▸ **What you have to do**:
Write the records out again, keeping each line exactly as it is.
>> START Exercise data
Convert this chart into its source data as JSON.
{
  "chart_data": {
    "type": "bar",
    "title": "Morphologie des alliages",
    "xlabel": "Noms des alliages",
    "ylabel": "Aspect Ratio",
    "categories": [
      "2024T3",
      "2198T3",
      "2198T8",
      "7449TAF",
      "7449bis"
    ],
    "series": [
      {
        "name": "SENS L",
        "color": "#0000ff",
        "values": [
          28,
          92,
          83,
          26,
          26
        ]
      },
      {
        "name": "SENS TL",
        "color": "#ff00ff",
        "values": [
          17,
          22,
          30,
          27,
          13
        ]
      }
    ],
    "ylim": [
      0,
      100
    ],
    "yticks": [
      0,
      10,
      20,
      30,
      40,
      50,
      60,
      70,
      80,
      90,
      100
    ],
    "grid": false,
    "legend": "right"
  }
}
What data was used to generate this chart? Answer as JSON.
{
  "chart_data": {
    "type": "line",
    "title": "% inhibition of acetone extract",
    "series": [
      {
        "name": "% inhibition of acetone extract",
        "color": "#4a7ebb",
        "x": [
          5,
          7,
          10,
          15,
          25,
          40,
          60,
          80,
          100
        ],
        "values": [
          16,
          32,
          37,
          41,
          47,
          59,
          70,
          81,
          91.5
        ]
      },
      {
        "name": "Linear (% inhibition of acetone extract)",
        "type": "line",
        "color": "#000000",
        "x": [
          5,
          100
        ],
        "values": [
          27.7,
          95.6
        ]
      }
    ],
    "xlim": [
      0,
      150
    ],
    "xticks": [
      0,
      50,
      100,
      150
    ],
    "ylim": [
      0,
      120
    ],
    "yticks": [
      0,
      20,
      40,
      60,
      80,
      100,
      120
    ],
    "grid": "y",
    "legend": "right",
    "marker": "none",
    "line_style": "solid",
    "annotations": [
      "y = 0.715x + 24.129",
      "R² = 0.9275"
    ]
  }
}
>> END Exercise data
▸ **Response to this exercise**:
Convert this chart into its source data as JSON.
{
  "chart_data": {
    "type": "bar",
    "title": "Morphologie des alliages",
    "xlabel": "Noms des alliages",
    "ylabel": "Aspect Ratio",
    "categories": [
      "2024T3",
      "2198T3",
      "2198T8",
      "7449TAF",
      "7449bis"
    ],
    "series": [
      {
        "name": "SENS L",
        "color": "#0000ff",
        "values": [
          28,
          92,
          83,
          26,
          26
        ]
      },
      {
        "name": "SENS TL",
        "color": "#ff00ff",
        "values": [
          17,
          22,
          30,
          27,
          13
        ]
      }
    ],
    "ylim": [
      0,
      100
    ],
    "yticks": [
      0,
      10,
      20,
      30,
      40,
      50,
      60,
      70,
      80,
      90,
      100
    ],
    "grid": false,
    "legend": "right"
  }
}
What data was used to generate this chart? Answer as JSON.
{
  "chart_data": {
    "type": "line",
    "title": "% inhibition of acetone extract",
    "series": [
      {
        "name": "% inhibition of acetone extract",
        "color": "#4a7ebb",
        "x": [
          5,
          7,
          10,
          15,
          25,
          40,
          60,
          80,
          100
        ],
        "values": [
          16,
          32,
          37,
          41,
          47,
          59,
          70,
          81,
          91.5
        ]
      },
      {
        "name": "Linear (% inhibition of acetone extract)",
        "type": "line",
        "color": "#000000",
        "x": [
          5,
          100
        ],
        "values": [
          27.7,
          95.6
        ]
      }
    ],
    "xlim": [
      0,
      150
    ],
    "xticks": [
      0,
      50,
      100,
      150
    ],
    "ylim": [
      0,
      120
    ],
    "yticks": [
      0,
      20,
      40,
      60,
      80,
      100,
      120
    ],
    "grid": "y",
    "legend": "right",
    "marker": "none",
    "line_style": "solid",
    "annotations": [
      "y = 0.715x + 24.129",
      "R² = 0.9275"
    ]
  }
}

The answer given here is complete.